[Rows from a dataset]
--- Begin ---

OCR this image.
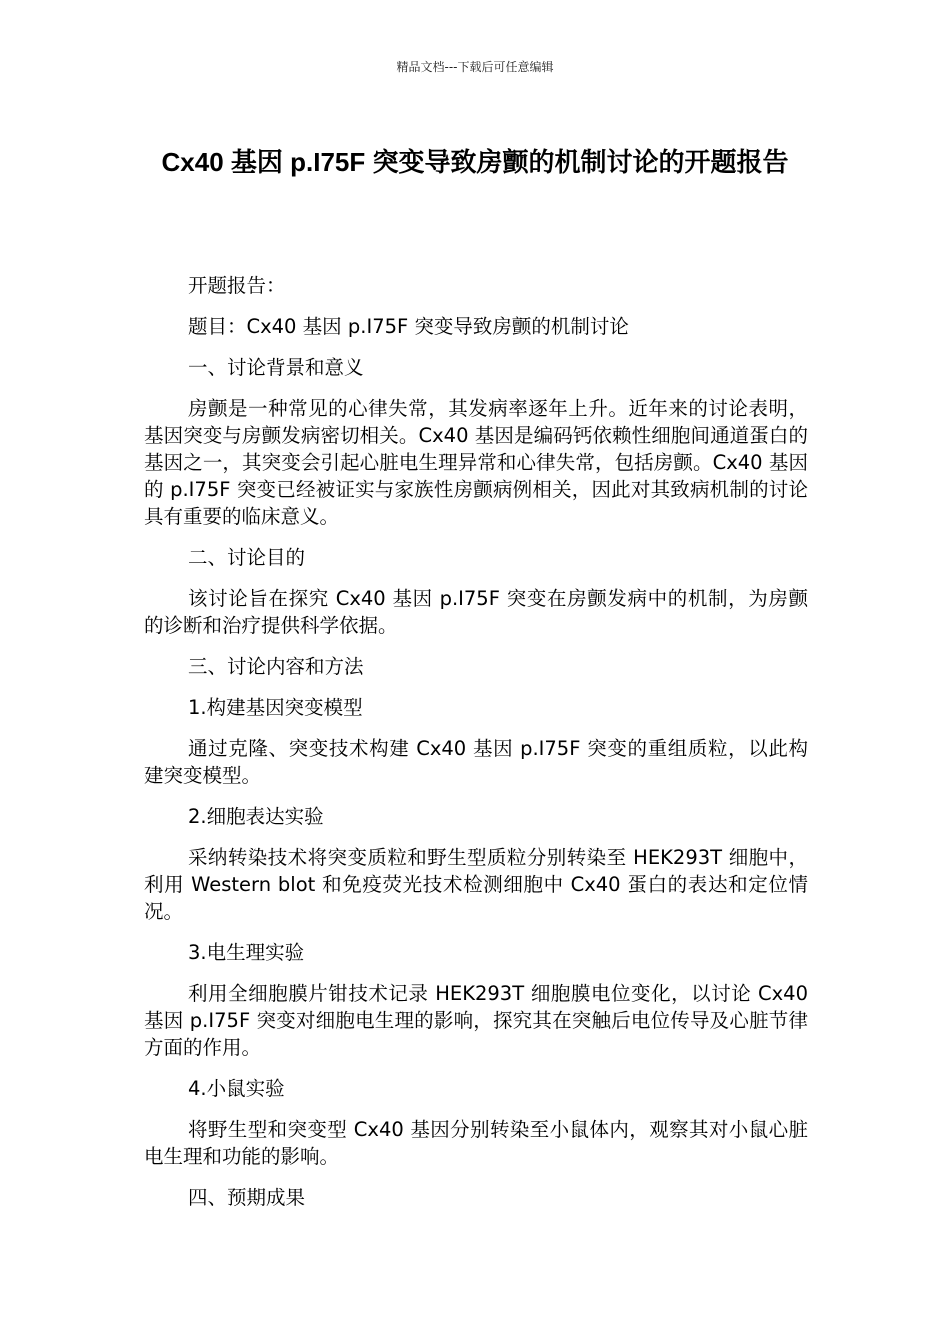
精品文档---下载后可任意编辑
Cx40 基因 p.I75F 突变导致房颤的机制讨论的开题报告

开题报告：

题目：Cx40 基因 p.I75F 突变导致房颤的机制讨论

一、讨论背景和意义

房颤是一种常见的心律失常，其发病率逐年上升。近年来的讨论表明，基因突变与房颤发病密切相关。Cx40 基因是编码钙依赖性细胞间通道蛋白的基因之一，其突变会引起心脏电生理异常和心律失常，包括房颤。Cx40 基因的 p.I75F 突变已经被证实与家族性房颤病例相关，因此对其致病机制的讨论具有重要的临床意义。

二、讨论目的

该讨论旨在探究 Cx40 基因 p.I75F 突变在房颤发病中的机制，为房颤的诊断和治疗提供科学依据。

三、讨论内容和方法

1.构建基因突变模型

通过克隆、突变技术构建 Cx40 基因 p.I75F 突变的重组质粒，以此构建突变模型。

2.细胞表达实验

采纳转染技术将突变质粒和野生型质粒分别转染至 HEK293T 细胞中，利用 Western blot 和免疫荧光技术检测细胞中 Cx40 蛋白的表达和定位情况。

3.电生理实验

利用全细胞膜片钳技术记录 HEK293T 细胞膜电位变化，以讨论 Cx40 基因 p.I75F 突变对细胞电生理的影响，探究其在突触后电位传导及心脏节律方面的作用。

4.小鼠实验

将野生型和突变型 Cx40 基因分别转染至小鼠体内，观察其对小鼠心脏电生理和功能的影响。

四、预期成果
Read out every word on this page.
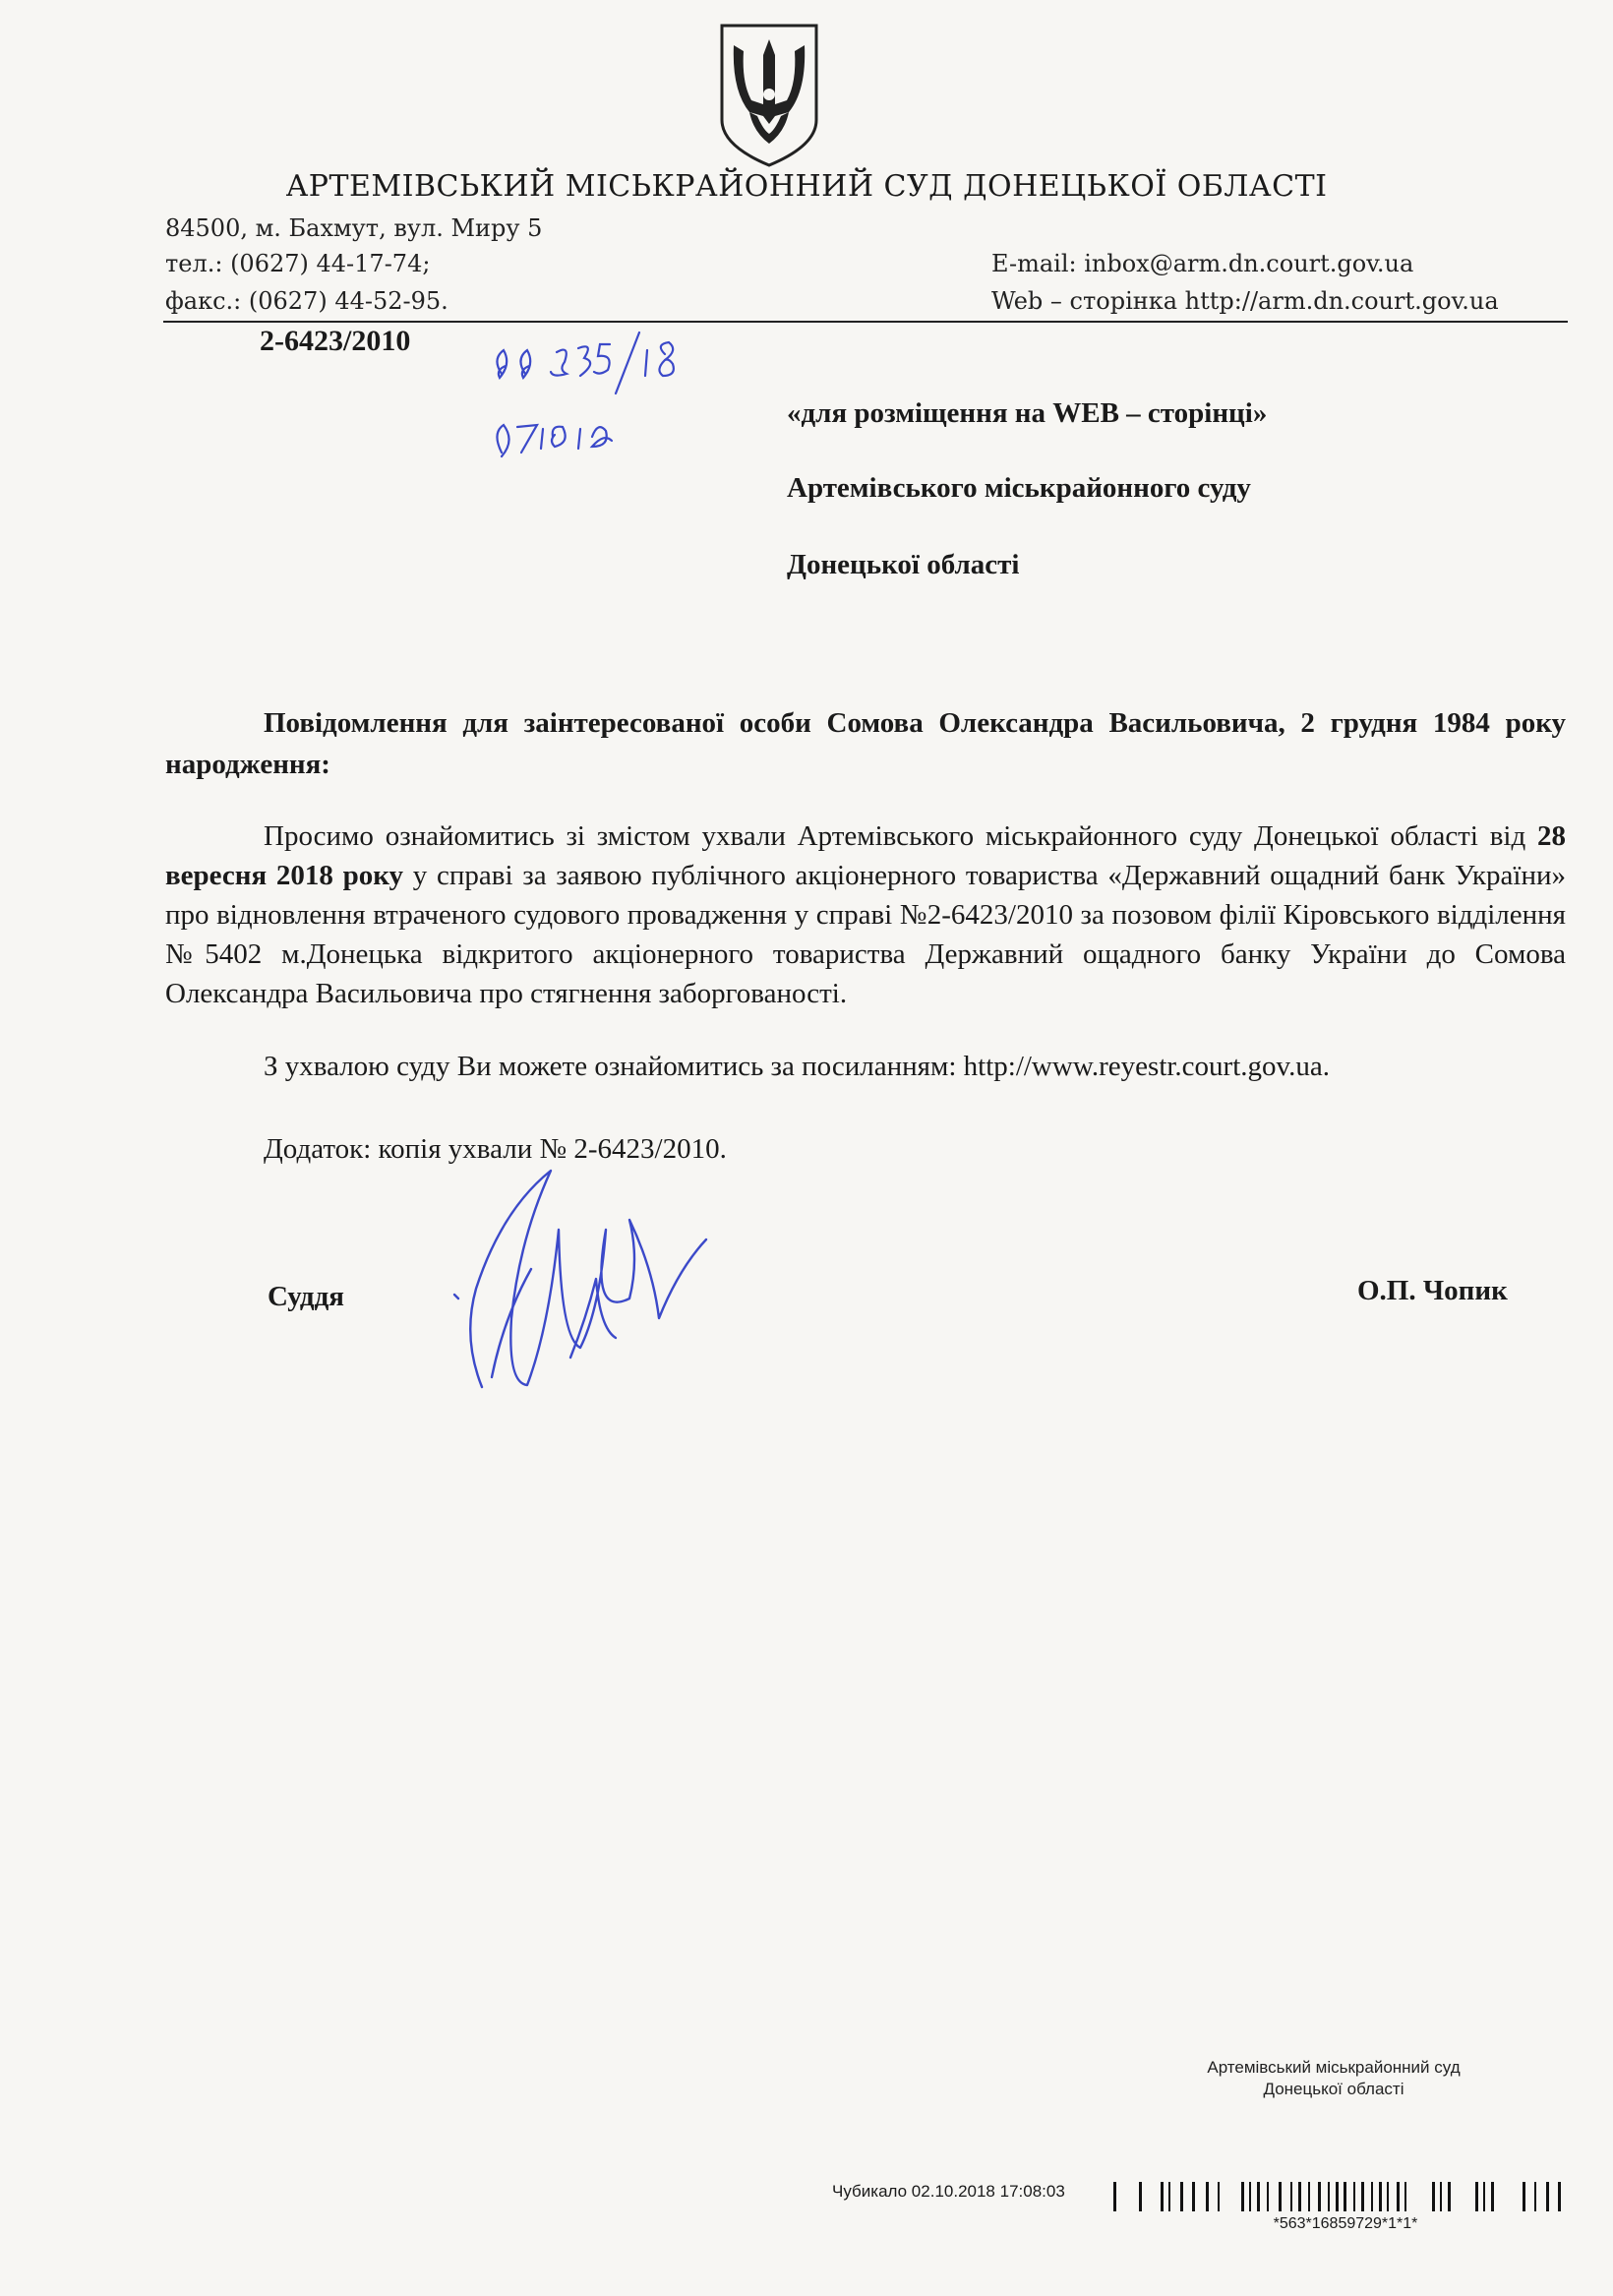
АРТЕМІВСЬКИЙ МІСЬКРАЙОННИЙ СУД ДОНЕЦЬКОЇ ОБЛАСТІ
84500, м. Бахмут, вул. Миру 5
тел.: (0627) 44-17-74;
факс.: (0627) 44-52-95.
E-mail: inbox@arm.dn.court.gov.ua
Web – сторінка http://arm.dn.court.gov.ua
2-6423/2010
«для розміщення на WEB – сторінці»
Артемівського міськрайонного суду
Донецької області
Повідомлення для заінтересованої особи Сомова Олександра Васильовича, 2 грудня 1984 року народження:
Просимо ознайомитись зі змістом ухвали Артемівського міськрайонного суду Донецької області від 28 вересня 2018 року у справі за заявою публічного акціонерного товариства «Державний ощадний банк України» про відновлення втраченого судового провадження у справі №2-6423/2010 за позовом філії Кіровського відділення №5402 м.Донецька відкритого акціонерного товариства Державний ощадного банку України до Сомова Олександра Васильовича про стягнення заборгованості.
З ухвалою суду Ви можете ознайомитись за посиланням: http://www.reyestr.court.gov.ua.
Додаток: копія ухвали № 2-6423/2010.
Суддя	О.П. Чопик
Артемівський міськрайонний суд
Донецької області
Чубикало 02.10.2018 17:08:03
*563*16859729*1*1*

--- End ---

-- To be done --
Gather each line of the listing containing the word "Олександра" and show it.

-- Answer to this problem --
Повідомлення для заінтересованої особи Сомова Олександра Васильовича, 2 грудня 1984 року народження:
Просимо ознайомитись зі змістом ухвали Артемівського міськрайонного суду Донецької області від 28 вересня 2018 року у справі за заявою публічного акціонерного товариства «Державний ощадний банк України» про відновлення втраченого судового провадження у справі №2-6423/2010 за позовом філії Кіровського відділення №5402 м.Донецька відкритого акціонерного товариства Державний ощадного банку України до Сомова Олександра Васильовича про стягнення заборгованості.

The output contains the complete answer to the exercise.